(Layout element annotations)
<<<<

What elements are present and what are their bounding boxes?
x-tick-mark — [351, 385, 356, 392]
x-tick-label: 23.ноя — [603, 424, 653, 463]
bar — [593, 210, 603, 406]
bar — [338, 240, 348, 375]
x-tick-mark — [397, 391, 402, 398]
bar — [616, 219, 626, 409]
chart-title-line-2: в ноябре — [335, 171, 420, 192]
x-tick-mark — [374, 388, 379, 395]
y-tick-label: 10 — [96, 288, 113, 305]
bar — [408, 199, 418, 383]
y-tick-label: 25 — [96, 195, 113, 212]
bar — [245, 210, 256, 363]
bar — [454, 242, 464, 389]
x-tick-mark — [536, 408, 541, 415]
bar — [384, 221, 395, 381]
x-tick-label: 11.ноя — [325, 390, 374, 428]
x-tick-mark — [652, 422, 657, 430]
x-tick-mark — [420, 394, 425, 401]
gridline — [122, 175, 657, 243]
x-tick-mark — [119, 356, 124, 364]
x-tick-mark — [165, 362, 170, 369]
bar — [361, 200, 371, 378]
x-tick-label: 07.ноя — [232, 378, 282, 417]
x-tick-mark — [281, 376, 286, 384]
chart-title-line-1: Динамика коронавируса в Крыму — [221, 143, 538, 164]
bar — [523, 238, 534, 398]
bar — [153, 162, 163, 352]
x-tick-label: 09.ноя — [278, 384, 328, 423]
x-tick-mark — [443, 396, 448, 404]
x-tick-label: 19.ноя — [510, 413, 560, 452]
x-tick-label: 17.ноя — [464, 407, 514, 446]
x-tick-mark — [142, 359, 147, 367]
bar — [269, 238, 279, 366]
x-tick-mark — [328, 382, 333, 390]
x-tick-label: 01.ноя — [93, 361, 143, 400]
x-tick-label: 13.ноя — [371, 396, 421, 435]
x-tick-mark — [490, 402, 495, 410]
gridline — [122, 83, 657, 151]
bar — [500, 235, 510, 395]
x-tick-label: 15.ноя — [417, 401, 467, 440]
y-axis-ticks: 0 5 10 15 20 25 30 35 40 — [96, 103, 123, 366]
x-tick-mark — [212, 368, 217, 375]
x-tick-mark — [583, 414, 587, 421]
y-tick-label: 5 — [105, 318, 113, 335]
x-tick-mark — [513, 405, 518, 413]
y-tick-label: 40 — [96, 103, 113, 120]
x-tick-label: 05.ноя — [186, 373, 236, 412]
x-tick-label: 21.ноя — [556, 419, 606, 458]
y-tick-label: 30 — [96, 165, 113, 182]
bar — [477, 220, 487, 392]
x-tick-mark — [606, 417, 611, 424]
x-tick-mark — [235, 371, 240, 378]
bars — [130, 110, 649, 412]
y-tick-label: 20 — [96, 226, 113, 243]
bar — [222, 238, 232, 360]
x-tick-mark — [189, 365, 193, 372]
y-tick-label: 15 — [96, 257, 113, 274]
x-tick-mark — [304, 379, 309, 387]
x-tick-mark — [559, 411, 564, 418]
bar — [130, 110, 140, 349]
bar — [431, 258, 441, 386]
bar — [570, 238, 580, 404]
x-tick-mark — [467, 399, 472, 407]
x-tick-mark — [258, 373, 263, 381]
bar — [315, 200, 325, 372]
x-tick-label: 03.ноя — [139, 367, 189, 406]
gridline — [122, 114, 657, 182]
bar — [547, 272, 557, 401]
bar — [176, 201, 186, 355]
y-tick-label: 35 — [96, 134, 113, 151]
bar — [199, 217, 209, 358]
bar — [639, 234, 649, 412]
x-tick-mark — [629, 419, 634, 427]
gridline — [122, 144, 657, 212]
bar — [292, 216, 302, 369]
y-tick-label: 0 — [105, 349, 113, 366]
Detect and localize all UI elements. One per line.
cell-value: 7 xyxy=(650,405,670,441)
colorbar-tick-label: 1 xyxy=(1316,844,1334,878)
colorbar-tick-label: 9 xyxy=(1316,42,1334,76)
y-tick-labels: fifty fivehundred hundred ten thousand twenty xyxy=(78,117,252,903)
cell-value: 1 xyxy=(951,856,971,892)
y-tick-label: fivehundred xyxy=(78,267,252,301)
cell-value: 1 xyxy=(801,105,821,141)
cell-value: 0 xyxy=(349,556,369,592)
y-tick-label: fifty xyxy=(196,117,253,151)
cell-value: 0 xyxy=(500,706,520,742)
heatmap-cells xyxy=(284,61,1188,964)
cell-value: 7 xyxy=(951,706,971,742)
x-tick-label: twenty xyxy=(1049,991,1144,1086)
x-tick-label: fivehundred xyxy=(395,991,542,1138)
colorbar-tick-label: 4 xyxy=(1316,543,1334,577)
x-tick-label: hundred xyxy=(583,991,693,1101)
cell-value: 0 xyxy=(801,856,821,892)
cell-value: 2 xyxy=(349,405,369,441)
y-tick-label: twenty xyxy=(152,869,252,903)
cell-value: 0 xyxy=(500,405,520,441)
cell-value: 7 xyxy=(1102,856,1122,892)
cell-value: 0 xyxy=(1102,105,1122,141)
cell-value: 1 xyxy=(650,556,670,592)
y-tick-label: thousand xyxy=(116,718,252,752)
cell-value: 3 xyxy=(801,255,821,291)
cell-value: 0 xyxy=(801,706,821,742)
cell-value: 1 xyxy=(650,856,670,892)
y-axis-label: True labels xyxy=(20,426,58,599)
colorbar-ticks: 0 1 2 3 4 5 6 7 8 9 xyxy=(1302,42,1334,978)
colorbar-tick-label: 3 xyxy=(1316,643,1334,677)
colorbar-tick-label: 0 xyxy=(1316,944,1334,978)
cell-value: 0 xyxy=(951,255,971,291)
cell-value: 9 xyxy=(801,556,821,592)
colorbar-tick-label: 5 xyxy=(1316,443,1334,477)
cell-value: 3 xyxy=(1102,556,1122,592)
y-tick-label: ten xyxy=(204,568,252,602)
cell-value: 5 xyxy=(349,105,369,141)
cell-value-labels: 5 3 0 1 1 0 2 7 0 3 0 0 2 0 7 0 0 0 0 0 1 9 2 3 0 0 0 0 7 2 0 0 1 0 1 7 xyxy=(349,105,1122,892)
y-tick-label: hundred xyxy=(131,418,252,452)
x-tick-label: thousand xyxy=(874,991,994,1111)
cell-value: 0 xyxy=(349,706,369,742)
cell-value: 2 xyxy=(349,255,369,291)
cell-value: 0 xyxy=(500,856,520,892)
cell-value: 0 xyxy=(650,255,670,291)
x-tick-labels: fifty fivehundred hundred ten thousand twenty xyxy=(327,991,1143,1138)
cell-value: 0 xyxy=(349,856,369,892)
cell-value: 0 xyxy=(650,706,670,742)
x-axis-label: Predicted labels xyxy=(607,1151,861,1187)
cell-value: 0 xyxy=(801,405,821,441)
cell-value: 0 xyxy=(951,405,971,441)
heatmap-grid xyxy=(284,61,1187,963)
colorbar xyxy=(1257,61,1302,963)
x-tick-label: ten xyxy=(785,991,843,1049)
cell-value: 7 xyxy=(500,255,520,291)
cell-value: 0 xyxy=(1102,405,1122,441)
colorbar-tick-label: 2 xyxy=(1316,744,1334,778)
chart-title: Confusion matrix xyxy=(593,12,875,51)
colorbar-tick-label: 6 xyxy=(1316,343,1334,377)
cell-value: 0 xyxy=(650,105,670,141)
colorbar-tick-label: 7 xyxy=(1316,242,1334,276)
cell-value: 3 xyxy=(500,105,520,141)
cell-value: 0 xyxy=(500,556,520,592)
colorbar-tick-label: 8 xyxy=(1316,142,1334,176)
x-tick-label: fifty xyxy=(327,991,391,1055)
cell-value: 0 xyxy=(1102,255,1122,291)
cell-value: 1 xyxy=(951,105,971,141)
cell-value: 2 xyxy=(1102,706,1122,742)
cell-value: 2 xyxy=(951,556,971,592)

>>>>

> [Exercise prompt]: Rewrite the data from the first line up to and including the line with "x-tick-mark — [420, 394, 425, 401]", changing every "bar" to "column" and leaving everything else unchanged.

> [Finished exercise]:
What elements are present and what are their bounding boxes?
x-tick-mark — [351, 385, 356, 392]
x-tick-label: 23.ноя — [603, 424, 653, 463]
column — [593, 210, 603, 406]
column — [338, 240, 348, 375]
x-tick-mark — [397, 391, 402, 398]
column — [616, 219, 626, 409]
chart-title-line-2: в ноябре — [335, 171, 420, 192]
x-tick-mark — [374, 388, 379, 395]
y-tick-label: 10 — [96, 288, 113, 305]
column — [408, 199, 418, 383]
y-tick-label: 25 — [96, 195, 113, 212]
column — [245, 210, 256, 363]
column — [454, 242, 464, 389]
x-tick-mark — [536, 408, 541, 415]
column — [384, 221, 395, 381]
x-tick-label: 11.ноя — [325, 390, 374, 428]
x-tick-mark — [652, 422, 657, 430]
x-tick-mark — [420, 394, 425, 401]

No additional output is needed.